Copy all lines below containing "name".

============

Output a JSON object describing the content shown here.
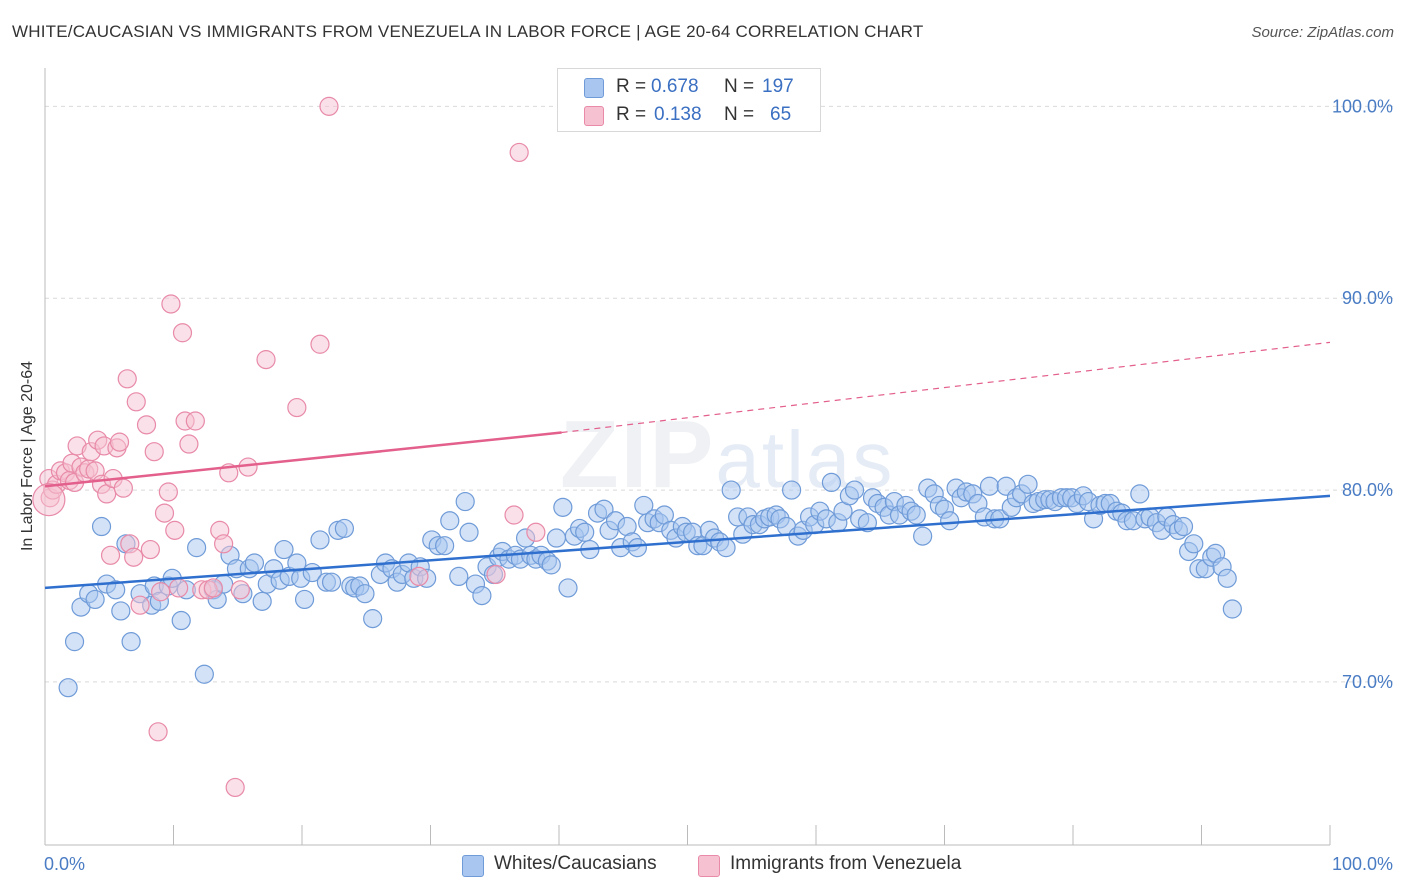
{
  "header": {
    "title": "WHITE/CAUCASIAN VS IMMIGRANTS FROM VENEZUELA IN LABOR FORCE | AGE 20-64 CORRELATION CHART",
    "source": "Source: ZipAtlas.com"
  },
  "watermark": {
    "main": "ZIP",
    "sub": "atlas"
  },
  "stats": [
    {
      "r_label": "R =",
      "r_value": "0.678",
      "n_label": "N =",
      "n_value": "197",
      "color": "#a8c6f0"
    },
    {
      "r_label": "R =",
      "r_value": "0.138",
      "n_label": "N =",
      "n_value": "65",
      "color": "#f6b6c8"
    }
  ],
  "legend": [
    {
      "label": "Whites/Caucasians",
      "color": "#a8c6f0",
      "border": "#6f9bd8"
    },
    {
      "label": "Immigrants from Venezuela",
      "color": "#f6c2d2",
      "border": "#e88aa8"
    }
  ],
  "chart_data": {
    "type": "scatter",
    "xlabel": "",
    "ylabel": "In Labor Force | Age 20-64",
    "xlim": [
      0,
      100
    ],
    "ylim": [
      61.5,
      102
    ],
    "x_tick_labels": [
      {
        "value": 0,
        "label": "0.0%"
      },
      {
        "value": 100,
        "label": "100.0%"
      }
    ],
    "y_ticks": [
      {
        "value": 70,
        "label": "70.0%"
      },
      {
        "value": 80,
        "label": "80.0%"
      },
      {
        "value": 90,
        "label": "90.0%"
      },
      {
        "value": 100,
        "label": "100.0%"
      }
    ],
    "grid": "horizontal dashed",
    "legend_position": "bottom-center",
    "series": [
      {
        "name": "Whites/Caucasians",
        "color": "#a8c6f0",
        "edge": "#6f9bd8",
        "trend": {
          "x": [
            0,
            100
          ],
          "y": [
            74.9,
            79.7
          ],
          "color": "#2f6fce"
        },
        "points": [
          [
            1.8,
            69.7
          ],
          [
            2.3,
            72.1
          ],
          [
            2.8,
            73.9
          ],
          [
            3.4,
            74.6
          ],
          [
            3.9,
            74.3
          ],
          [
            4.4,
            78.1
          ],
          [
            4.8,
            75.1
          ],
          [
            5.5,
            74.8
          ],
          [
            5.9,
            73.7
          ],
          [
            6.3,
            77.2
          ],
          [
            6.7,
            72.1
          ],
          [
            7.4,
            74.6
          ],
          [
            8.3,
            74.0
          ],
          [
            8.5,
            75.0
          ],
          [
            8.9,
            74.2
          ],
          [
            9.6,
            75.0
          ],
          [
            9.9,
            75.4
          ],
          [
            10.6,
            73.2
          ],
          [
            11.0,
            74.8
          ],
          [
            11.8,
            77.0
          ],
          [
            12.4,
            70.4
          ],
          [
            13.1,
            74.8
          ],
          [
            13.4,
            74.3
          ],
          [
            13.9,
            75.1
          ],
          [
            14.4,
            76.6
          ],
          [
            14.9,
            75.9
          ],
          [
            15.4,
            74.6
          ],
          [
            15.9,
            75.9
          ],
          [
            16.3,
            76.2
          ],
          [
            16.9,
            74.2
          ],
          [
            17.3,
            75.1
          ],
          [
            17.8,
            75.9
          ],
          [
            18.3,
            75.3
          ],
          [
            18.6,
            76.9
          ],
          [
            19.0,
            75.5
          ],
          [
            19.6,
            76.2
          ],
          [
            19.9,
            75.4
          ],
          [
            20.2,
            74.3
          ],
          [
            20.8,
            75.7
          ],
          [
            21.4,
            77.4
          ],
          [
            21.9,
            75.2
          ],
          [
            22.3,
            75.2
          ],
          [
            22.8,
            77.9
          ],
          [
            23.3,
            78.0
          ],
          [
            23.8,
            75.0
          ],
          [
            24.1,
            74.9
          ],
          [
            24.5,
            75.0
          ],
          [
            24.9,
            74.6
          ],
          [
            25.5,
            73.3
          ],
          [
            26.1,
            75.6
          ],
          [
            26.5,
            76.2
          ],
          [
            27.0,
            75.9
          ],
          [
            27.4,
            75.2
          ],
          [
            27.8,
            75.6
          ],
          [
            28.3,
            76.2
          ],
          [
            28.7,
            75.4
          ],
          [
            29.2,
            76.0
          ],
          [
            29.7,
            75.4
          ],
          [
            30.1,
            77.4
          ],
          [
            30.6,
            77.1
          ],
          [
            31.1,
            77.1
          ],
          [
            31.5,
            78.4
          ],
          [
            32.2,
            75.5
          ],
          [
            32.7,
            79.4
          ],
          [
            33.0,
            77.8
          ],
          [
            33.5,
            75.1
          ],
          [
            34.0,
            74.5
          ],
          [
            34.4,
            76.0
          ],
          [
            34.9,
            75.6
          ],
          [
            35.3,
            76.5
          ],
          [
            35.6,
            76.8
          ],
          [
            36.1,
            76.4
          ],
          [
            36.6,
            76.6
          ],
          [
            37.0,
            76.4
          ],
          [
            37.4,
            77.5
          ],
          [
            37.8,
            76.6
          ],
          [
            38.2,
            76.4
          ],
          [
            38.6,
            76.6
          ],
          [
            39.1,
            76.3
          ],
          [
            39.4,
            76.1
          ],
          [
            39.8,
            77.5
          ],
          [
            40.3,
            79.1
          ],
          [
            40.7,
            74.9
          ],
          [
            41.2,
            77.6
          ],
          [
            41.6,
            78.0
          ],
          [
            42.0,
            77.8
          ],
          [
            42.4,
            76.9
          ],
          [
            43.0,
            78.8
          ],
          [
            43.5,
            79.0
          ],
          [
            43.9,
            77.9
          ],
          [
            44.4,
            78.4
          ],
          [
            44.8,
            77.0
          ],
          [
            45.3,
            78.1
          ],
          [
            45.7,
            77.3
          ],
          [
            46.1,
            77.0
          ],
          [
            46.6,
            79.2
          ],
          [
            46.9,
            78.3
          ],
          [
            47.4,
            78.5
          ],
          [
            47.8,
            78.3
          ],
          [
            48.2,
            78.7
          ],
          [
            48.7,
            77.9
          ],
          [
            49.1,
            77.5
          ],
          [
            49.6,
            78.1
          ],
          [
            49.9,
            77.8
          ],
          [
            50.4,
            77.8
          ],
          [
            50.8,
            77.1
          ],
          [
            51.2,
            77.1
          ],
          [
            51.7,
            77.9
          ],
          [
            52.1,
            77.5
          ],
          [
            52.5,
            77.3
          ],
          [
            53.0,
            77.0
          ],
          [
            53.4,
            80.0
          ],
          [
            53.9,
            78.6
          ],
          [
            54.3,
            77.7
          ],
          [
            54.7,
            78.6
          ],
          [
            55.1,
            78.2
          ],
          [
            55.6,
            78.2
          ],
          [
            56.0,
            78.5
          ],
          [
            56.4,
            78.6
          ],
          [
            56.9,
            78.7
          ],
          [
            57.2,
            78.5
          ],
          [
            57.7,
            78.1
          ],
          [
            58.1,
            80.0
          ],
          [
            58.6,
            77.6
          ],
          [
            59.0,
            77.9
          ],
          [
            59.5,
            78.6
          ],
          [
            59.9,
            78.2
          ],
          [
            60.3,
            78.9
          ],
          [
            60.8,
            78.5
          ],
          [
            61.2,
            80.4
          ],
          [
            61.7,
            78.3
          ],
          [
            62.1,
            78.9
          ],
          [
            62.6,
            79.7
          ],
          [
            63.0,
            80.0
          ],
          [
            63.4,
            78.5
          ],
          [
            64.0,
            78.3
          ],
          [
            64.4,
            79.6
          ],
          [
            64.8,
            79.3
          ],
          [
            65.3,
            79.1
          ],
          [
            65.7,
            78.7
          ],
          [
            66.1,
            79.4
          ],
          [
            66.5,
            78.7
          ],
          [
            67.0,
            79.2
          ],
          [
            67.4,
            78.9
          ],
          [
            67.8,
            78.7
          ],
          [
            68.3,
            77.6
          ],
          [
            68.7,
            80.1
          ],
          [
            69.2,
            79.8
          ],
          [
            69.6,
            79.2
          ],
          [
            70.0,
            79.0
          ],
          [
            70.4,
            78.4
          ],
          [
            70.9,
            80.1
          ],
          [
            71.3,
            79.6
          ],
          [
            71.7,
            79.9
          ],
          [
            72.2,
            79.8
          ],
          [
            72.6,
            79.3
          ],
          [
            73.1,
            78.6
          ],
          [
            73.5,
            80.2
          ],
          [
            73.9,
            78.5
          ],
          [
            74.3,
            78.5
          ],
          [
            74.8,
            80.2
          ],
          [
            75.2,
            79.1
          ],
          [
            75.6,
            79.6
          ],
          [
            76.0,
            79.8
          ],
          [
            76.5,
            80.3
          ],
          [
            76.9,
            79.3
          ],
          [
            77.3,
            79.4
          ],
          [
            77.8,
            79.5
          ],
          [
            78.2,
            79.5
          ],
          [
            78.6,
            79.4
          ],
          [
            79.1,
            79.6
          ],
          [
            79.5,
            79.6
          ],
          [
            79.9,
            79.6
          ],
          [
            80.3,
            79.3
          ],
          [
            80.8,
            79.7
          ],
          [
            81.2,
            79.4
          ],
          [
            81.6,
            78.5
          ],
          [
            82.1,
            79.2
          ],
          [
            82.5,
            79.3
          ],
          [
            82.9,
            79.3
          ],
          [
            83.4,
            78.9
          ],
          [
            83.8,
            78.8
          ],
          [
            84.2,
            78.4
          ],
          [
            84.7,
            78.4
          ],
          [
            85.2,
            79.8
          ],
          [
            85.6,
            78.5
          ],
          [
            86.0,
            78.6
          ],
          [
            86.5,
            78.3
          ],
          [
            86.9,
            77.9
          ],
          [
            87.3,
            78.6
          ],
          [
            87.8,
            78.2
          ],
          [
            88.2,
            77.9
          ],
          [
            88.6,
            78.1
          ],
          [
            89.0,
            76.8
          ],
          [
            89.4,
            77.2
          ],
          [
            89.8,
            75.9
          ],
          [
            90.3,
            75.9
          ],
          [
            90.8,
            76.5
          ],
          [
            91.1,
            76.7
          ],
          [
            91.6,
            76.0
          ],
          [
            92.0,
            75.4
          ],
          [
            92.4,
            73.8
          ]
        ]
      },
      {
        "name": "Immigrants from Venezuela",
        "color": "#f6c2d2",
        "edge": "#e88aa8",
        "trend": {
          "x": [
            0,
            40.2
          ],
          "y": [
            80.2,
            83.0
          ],
          "color": "#e35f8c"
        },
        "trend_extension": {
          "x": [
            40.2,
            100
          ],
          "y": [
            83.0,
            87.7
          ]
        },
        "points": [
          [
            0.3,
            80.6
          ],
          [
            0.4,
            79.6
          ],
          [
            0.6,
            80.0
          ],
          [
            0.9,
            80.3
          ],
          [
            1.2,
            81.0
          ],
          [
            1.6,
            80.9
          ],
          [
            1.9,
            80.5
          ],
          [
            2.1,
            81.4
          ],
          [
            2.3,
            80.4
          ],
          [
            2.5,
            82.3
          ],
          [
            2.8,
            81.2
          ],
          [
            3.1,
            80.9
          ],
          [
            3.4,
            81.1
          ],
          [
            3.6,
            82.0
          ],
          [
            3.9,
            81.0
          ],
          [
            4.1,
            82.6
          ],
          [
            4.4,
            80.3
          ],
          [
            4.6,
            82.3
          ],
          [
            4.8,
            79.8
          ],
          [
            5.1,
            76.6
          ],
          [
            5.3,
            80.6
          ],
          [
            5.6,
            82.2
          ],
          [
            5.8,
            82.5
          ],
          [
            6.1,
            80.1
          ],
          [
            6.4,
            85.8
          ],
          [
            6.6,
            77.2
          ],
          [
            6.9,
            76.5
          ],
          [
            7.1,
            84.6
          ],
          [
            7.4,
            74.0
          ],
          [
            7.9,
            83.4
          ],
          [
            8.2,
            76.9
          ],
          [
            8.5,
            82.0
          ],
          [
            8.8,
            67.4
          ],
          [
            9.0,
            74.7
          ],
          [
            9.3,
            78.8
          ],
          [
            9.6,
            79.9
          ],
          [
            9.8,
            89.7
          ],
          [
            10.1,
            77.9
          ],
          [
            10.4,
            74.9
          ],
          [
            10.7,
            88.2
          ],
          [
            10.9,
            83.6
          ],
          [
            11.2,
            82.4
          ],
          [
            11.7,
            83.6
          ],
          [
            12.2,
            74.8
          ],
          [
            12.7,
            74.8
          ],
          [
            13.1,
            74.9
          ],
          [
            13.6,
            77.9
          ],
          [
            13.9,
            77.2
          ],
          [
            14.3,
            80.9
          ],
          [
            14.8,
            64.5
          ],
          [
            15.2,
            74.8
          ],
          [
            15.8,
            81.2
          ],
          [
            17.2,
            86.8
          ],
          [
            19.6,
            84.3
          ],
          [
            21.4,
            87.6
          ],
          [
            22.1,
            100.0
          ],
          [
            29.1,
            75.5
          ],
          [
            35.1,
            75.6
          ],
          [
            36.5,
            78.7
          ],
          [
            36.9,
            97.6
          ],
          [
            38.2,
            77.8
          ]
        ]
      }
    ]
  }
}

============

* Response to the task *
        "name": "Whites/Caucasians",
        "name": "Immigrants from Venezuela",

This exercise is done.